## What to produce
How many lines in these records hold the string "share"? State only that number.

## Exercise material
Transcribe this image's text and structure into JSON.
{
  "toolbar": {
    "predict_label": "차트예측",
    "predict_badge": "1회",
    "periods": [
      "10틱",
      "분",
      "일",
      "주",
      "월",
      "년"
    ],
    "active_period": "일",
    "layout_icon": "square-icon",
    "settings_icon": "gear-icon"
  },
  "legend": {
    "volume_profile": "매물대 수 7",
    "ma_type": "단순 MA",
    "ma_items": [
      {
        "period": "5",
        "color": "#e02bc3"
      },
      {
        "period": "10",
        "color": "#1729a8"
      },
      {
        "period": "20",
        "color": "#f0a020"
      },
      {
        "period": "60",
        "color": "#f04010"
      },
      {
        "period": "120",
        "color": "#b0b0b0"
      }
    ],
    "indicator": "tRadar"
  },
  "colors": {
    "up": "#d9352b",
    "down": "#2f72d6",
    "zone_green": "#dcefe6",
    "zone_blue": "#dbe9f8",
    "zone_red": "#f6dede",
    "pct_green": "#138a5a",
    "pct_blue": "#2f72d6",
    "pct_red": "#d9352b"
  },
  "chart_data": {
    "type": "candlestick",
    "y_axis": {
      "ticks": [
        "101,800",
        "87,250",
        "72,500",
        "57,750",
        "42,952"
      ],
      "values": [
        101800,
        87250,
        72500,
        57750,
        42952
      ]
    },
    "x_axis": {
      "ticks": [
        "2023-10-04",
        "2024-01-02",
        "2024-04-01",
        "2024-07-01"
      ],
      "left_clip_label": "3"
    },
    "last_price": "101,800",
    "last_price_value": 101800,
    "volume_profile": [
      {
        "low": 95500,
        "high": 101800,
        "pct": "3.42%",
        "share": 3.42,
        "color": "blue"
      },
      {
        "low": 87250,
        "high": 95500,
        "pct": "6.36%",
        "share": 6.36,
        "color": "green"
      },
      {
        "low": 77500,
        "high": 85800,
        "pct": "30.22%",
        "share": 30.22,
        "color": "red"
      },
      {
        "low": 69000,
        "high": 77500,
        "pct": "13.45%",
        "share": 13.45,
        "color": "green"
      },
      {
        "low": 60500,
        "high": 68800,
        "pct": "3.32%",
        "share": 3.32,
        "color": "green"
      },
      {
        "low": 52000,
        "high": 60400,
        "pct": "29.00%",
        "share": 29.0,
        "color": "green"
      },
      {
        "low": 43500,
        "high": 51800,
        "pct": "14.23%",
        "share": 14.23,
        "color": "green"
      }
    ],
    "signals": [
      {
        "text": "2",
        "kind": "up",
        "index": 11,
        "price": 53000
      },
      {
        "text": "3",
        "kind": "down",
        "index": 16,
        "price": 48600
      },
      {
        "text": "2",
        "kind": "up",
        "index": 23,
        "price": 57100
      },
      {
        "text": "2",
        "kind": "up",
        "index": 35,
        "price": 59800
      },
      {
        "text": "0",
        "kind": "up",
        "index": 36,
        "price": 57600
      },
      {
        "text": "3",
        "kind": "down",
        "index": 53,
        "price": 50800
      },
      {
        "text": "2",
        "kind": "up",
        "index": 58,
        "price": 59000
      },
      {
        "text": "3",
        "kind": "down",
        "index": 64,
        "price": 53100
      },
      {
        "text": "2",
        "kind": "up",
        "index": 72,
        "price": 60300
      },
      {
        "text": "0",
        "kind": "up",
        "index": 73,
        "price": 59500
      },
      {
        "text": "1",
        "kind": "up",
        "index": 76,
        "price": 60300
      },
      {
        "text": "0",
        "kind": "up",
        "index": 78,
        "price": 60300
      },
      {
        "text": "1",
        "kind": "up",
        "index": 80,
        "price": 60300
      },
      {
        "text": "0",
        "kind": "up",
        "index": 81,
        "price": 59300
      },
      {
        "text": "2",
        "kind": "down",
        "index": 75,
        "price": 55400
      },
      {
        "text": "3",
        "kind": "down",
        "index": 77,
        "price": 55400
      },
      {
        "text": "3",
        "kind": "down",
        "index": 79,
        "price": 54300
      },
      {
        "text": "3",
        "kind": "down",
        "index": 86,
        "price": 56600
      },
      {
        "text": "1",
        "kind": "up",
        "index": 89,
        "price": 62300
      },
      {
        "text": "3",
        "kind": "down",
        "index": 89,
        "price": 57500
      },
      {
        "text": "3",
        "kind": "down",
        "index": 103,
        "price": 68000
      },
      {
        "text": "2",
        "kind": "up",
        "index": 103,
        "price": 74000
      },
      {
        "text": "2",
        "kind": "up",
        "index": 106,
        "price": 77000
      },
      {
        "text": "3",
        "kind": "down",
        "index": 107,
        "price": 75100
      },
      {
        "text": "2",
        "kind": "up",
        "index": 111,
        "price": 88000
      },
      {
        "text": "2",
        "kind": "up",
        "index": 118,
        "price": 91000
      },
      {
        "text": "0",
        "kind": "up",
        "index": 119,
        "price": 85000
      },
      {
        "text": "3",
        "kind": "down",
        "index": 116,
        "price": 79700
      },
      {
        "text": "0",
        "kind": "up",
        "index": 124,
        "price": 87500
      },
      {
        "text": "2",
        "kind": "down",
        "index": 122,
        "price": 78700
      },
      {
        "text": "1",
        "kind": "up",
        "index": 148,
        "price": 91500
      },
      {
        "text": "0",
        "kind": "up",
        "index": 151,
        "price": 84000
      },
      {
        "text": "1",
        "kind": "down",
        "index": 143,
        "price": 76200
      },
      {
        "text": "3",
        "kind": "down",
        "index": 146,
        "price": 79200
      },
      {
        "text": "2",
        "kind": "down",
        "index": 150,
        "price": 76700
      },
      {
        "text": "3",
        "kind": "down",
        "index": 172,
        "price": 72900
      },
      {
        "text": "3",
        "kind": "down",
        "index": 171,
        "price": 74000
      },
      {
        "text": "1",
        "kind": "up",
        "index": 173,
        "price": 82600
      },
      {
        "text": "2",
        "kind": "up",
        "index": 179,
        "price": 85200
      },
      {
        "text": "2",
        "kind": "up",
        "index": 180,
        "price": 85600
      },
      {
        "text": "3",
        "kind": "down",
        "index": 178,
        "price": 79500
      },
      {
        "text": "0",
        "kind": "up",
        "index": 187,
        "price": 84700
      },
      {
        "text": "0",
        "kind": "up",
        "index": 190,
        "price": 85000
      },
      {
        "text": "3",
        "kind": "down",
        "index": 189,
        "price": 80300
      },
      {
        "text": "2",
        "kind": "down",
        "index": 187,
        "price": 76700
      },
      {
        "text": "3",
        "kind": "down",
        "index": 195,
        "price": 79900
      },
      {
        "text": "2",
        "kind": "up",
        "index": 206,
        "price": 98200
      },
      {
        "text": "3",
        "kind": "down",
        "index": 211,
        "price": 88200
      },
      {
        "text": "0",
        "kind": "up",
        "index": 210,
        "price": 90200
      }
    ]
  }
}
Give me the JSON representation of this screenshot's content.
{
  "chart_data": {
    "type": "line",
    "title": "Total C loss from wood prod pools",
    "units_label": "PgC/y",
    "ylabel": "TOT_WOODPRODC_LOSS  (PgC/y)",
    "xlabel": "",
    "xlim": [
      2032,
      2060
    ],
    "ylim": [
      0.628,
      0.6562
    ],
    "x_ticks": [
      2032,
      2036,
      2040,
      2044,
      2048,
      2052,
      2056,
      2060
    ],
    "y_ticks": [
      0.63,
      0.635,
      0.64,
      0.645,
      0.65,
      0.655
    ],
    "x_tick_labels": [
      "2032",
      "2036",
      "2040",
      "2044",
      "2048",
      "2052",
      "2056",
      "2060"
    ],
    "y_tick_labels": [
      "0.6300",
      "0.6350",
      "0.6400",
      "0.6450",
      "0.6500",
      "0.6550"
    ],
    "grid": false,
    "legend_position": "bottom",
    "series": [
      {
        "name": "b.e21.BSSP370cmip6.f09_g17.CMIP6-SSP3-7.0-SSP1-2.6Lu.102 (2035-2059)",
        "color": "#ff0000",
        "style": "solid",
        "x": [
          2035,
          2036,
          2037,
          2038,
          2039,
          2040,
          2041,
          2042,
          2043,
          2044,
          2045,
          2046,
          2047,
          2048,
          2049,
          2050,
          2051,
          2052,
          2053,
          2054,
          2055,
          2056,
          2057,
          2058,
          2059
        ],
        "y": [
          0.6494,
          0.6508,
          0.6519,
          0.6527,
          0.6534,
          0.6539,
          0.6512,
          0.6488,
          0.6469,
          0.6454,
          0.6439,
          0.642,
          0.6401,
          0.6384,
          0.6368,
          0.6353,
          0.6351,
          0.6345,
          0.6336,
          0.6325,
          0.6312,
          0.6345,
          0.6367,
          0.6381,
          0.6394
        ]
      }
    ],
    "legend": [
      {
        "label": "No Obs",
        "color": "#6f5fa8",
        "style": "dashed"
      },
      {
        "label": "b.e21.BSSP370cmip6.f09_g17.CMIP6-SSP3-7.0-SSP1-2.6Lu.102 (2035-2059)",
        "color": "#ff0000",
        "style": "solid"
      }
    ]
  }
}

## Task answer
7